▶ Records shown
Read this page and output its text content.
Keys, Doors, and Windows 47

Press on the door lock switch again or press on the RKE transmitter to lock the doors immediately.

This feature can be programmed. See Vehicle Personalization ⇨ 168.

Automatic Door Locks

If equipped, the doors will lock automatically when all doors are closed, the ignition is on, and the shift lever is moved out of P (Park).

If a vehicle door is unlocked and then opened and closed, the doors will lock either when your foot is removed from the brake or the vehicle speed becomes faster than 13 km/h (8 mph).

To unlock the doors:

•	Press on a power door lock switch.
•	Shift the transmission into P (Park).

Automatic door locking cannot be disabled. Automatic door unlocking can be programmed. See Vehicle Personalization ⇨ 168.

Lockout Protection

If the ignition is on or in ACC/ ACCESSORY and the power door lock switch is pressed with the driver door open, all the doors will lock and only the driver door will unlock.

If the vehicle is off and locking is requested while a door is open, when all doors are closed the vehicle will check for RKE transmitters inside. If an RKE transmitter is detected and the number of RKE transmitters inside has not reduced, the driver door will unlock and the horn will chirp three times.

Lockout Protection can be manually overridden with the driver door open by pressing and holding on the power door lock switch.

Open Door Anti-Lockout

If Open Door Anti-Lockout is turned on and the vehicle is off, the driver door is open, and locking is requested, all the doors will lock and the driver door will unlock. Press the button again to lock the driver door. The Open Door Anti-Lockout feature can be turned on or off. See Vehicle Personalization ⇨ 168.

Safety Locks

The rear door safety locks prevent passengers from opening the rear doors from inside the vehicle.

▶ Exercise goal
Please output the entries above, every line exactly as it reads.

▶ Solution to the exercise
Read this page and output its text content.
Keys, Doors, and Windows 47

Press on the door lock switch again or press on the RKE transmitter to lock the doors immediately.

This feature can be programmed. See Vehicle Personalization ⇨ 168.

Automatic Door Locks

If equipped, the doors will lock automatically when all doors are closed, the ignition is on, and the shift lever is moved out of P (Park).

If a vehicle door is unlocked and then opened and closed, the doors will lock either when your foot is removed from the brake or the vehicle speed becomes faster than 13 km/h (8 mph).

To unlock the doors:

•	Press on a power door lock switch.
•	Shift the transmission into P (Park).

Automatic door locking cannot be disabled. Automatic door unlocking can be programmed. See Vehicle Personalization ⇨ 168.

Lockout Protection

If the ignition is on or in ACC/ ACCESSORY and the power door lock switch is pressed with the driver door open, all the doors will lock and only the driver door will unlock.

If the vehicle is off and locking is requested while a door is open, when all doors are closed the vehicle will check for RKE transmitters inside. If an RKE transmitter is detected and the number of RKE transmitters inside has not reduced, the driver door will unlock and the horn will chirp three times.

Lockout Protection can be manually overridden with the driver door open by pressing and holding on the power door lock switch.

Open Door Anti-Lockout

If Open Door Anti-Lockout is turned on and the vehicle is off, the driver door is open, and locking is requested, all the doors will lock and the driver door will unlock. Press the button again to lock the driver door. The Open Door Anti-Lockout feature can be turned on or off. See Vehicle Personalization ⇨ 168.

Safety Locks

The rear door safety locks prevent passengers from opening the rear doors from inside the vehicle.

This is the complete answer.